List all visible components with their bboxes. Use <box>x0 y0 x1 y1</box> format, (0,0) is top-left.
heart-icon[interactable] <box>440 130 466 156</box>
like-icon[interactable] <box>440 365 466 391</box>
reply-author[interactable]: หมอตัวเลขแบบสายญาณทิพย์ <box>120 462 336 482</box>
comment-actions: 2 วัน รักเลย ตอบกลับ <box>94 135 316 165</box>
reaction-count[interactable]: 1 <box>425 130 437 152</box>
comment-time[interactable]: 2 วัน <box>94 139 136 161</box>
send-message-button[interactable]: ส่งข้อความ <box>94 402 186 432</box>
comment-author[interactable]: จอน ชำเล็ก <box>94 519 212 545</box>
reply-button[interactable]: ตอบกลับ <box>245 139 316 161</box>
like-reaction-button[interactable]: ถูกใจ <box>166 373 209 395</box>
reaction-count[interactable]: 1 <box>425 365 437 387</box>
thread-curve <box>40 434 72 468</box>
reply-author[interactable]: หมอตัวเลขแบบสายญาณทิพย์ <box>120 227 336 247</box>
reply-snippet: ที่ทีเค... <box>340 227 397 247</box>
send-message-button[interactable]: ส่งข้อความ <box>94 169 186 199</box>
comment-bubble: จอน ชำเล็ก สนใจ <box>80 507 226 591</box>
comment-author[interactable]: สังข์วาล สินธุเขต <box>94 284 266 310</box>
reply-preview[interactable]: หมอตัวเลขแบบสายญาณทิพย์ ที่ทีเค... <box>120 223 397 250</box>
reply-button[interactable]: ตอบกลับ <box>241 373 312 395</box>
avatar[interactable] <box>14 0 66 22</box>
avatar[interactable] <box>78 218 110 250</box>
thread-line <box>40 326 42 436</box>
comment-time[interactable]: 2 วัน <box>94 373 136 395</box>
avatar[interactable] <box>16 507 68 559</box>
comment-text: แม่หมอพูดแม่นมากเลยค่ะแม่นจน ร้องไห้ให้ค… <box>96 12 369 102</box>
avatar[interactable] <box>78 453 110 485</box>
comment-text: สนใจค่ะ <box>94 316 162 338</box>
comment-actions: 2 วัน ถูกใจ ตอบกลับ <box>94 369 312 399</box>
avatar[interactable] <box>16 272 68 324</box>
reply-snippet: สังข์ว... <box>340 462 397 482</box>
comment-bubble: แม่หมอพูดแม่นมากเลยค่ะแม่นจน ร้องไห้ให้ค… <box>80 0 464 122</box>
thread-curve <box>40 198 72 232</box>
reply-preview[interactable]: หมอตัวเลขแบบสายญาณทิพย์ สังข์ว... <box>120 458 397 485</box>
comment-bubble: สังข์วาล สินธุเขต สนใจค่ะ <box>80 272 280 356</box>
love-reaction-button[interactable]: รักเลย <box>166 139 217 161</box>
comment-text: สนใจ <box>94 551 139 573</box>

========================

Problem to solve: Find every line in the data above that contains the string "like", and copy each one out.

Correct result:
like-icon[interactable] <box>440 365 466 391</box>
like-reaction-button[interactable]: ถูกใจ <box>166 373 209 395</box>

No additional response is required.